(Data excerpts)
%%

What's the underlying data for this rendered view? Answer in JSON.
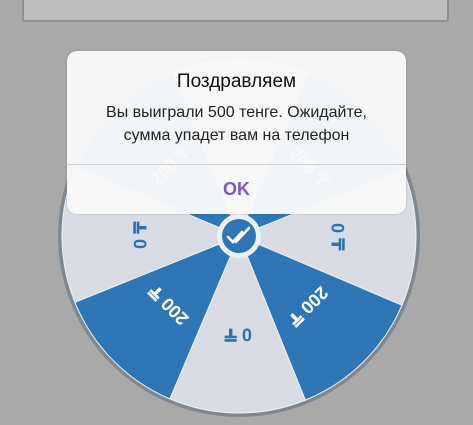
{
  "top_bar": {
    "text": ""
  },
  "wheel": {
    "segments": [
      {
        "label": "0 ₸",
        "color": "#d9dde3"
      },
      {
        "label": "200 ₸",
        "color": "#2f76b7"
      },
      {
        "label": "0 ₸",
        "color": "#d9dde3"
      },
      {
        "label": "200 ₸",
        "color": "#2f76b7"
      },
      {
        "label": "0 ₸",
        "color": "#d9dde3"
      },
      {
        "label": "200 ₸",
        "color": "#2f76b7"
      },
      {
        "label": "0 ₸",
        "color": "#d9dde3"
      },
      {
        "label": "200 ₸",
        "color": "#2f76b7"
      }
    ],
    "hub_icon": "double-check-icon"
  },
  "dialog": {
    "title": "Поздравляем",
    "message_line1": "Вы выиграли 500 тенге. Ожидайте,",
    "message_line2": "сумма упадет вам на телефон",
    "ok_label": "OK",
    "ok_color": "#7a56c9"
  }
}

%%

Return each line exactly as written. Any picture gets left out.

What's the underlying data for this rendered view? Answer in JSON.
{
  "top_bar": {
    "text": ""
  },
  "wheel": {
    "segments": [
      {
        "label": "0 ₸",
        "color": "#d9dde3"
      },
      {
        "label": "200 ₸",
        "color": "#2f76b7"
      },
      {
        "label": "0 ₸",
        "color": "#d9dde3"
      },
      {
        "label": "200 ₸",
        "color": "#2f76b7"
      },
      {
        "label": "0 ₸",
        "color": "#d9dde3"
      },
      {
        "label": "200 ₸",
        "color": "#2f76b7"
      },
      {
        "label": "0 ₸",
        "color": "#d9dde3"
      },
      {
        "label": "200 ₸",
        "color": "#2f76b7"
      }
    ],
    "hub_icon": "double-check-icon"
  },
  "dialog": {
    "title": "Поздравляем",
    "message_line1": "Вы выиграли 500 тенге. Ожидайте,",
    "message_line2": "сумма упадет вам на телефон",
    "ok_label": "OK",
    "ok_color": "#7a56c9"
  }
}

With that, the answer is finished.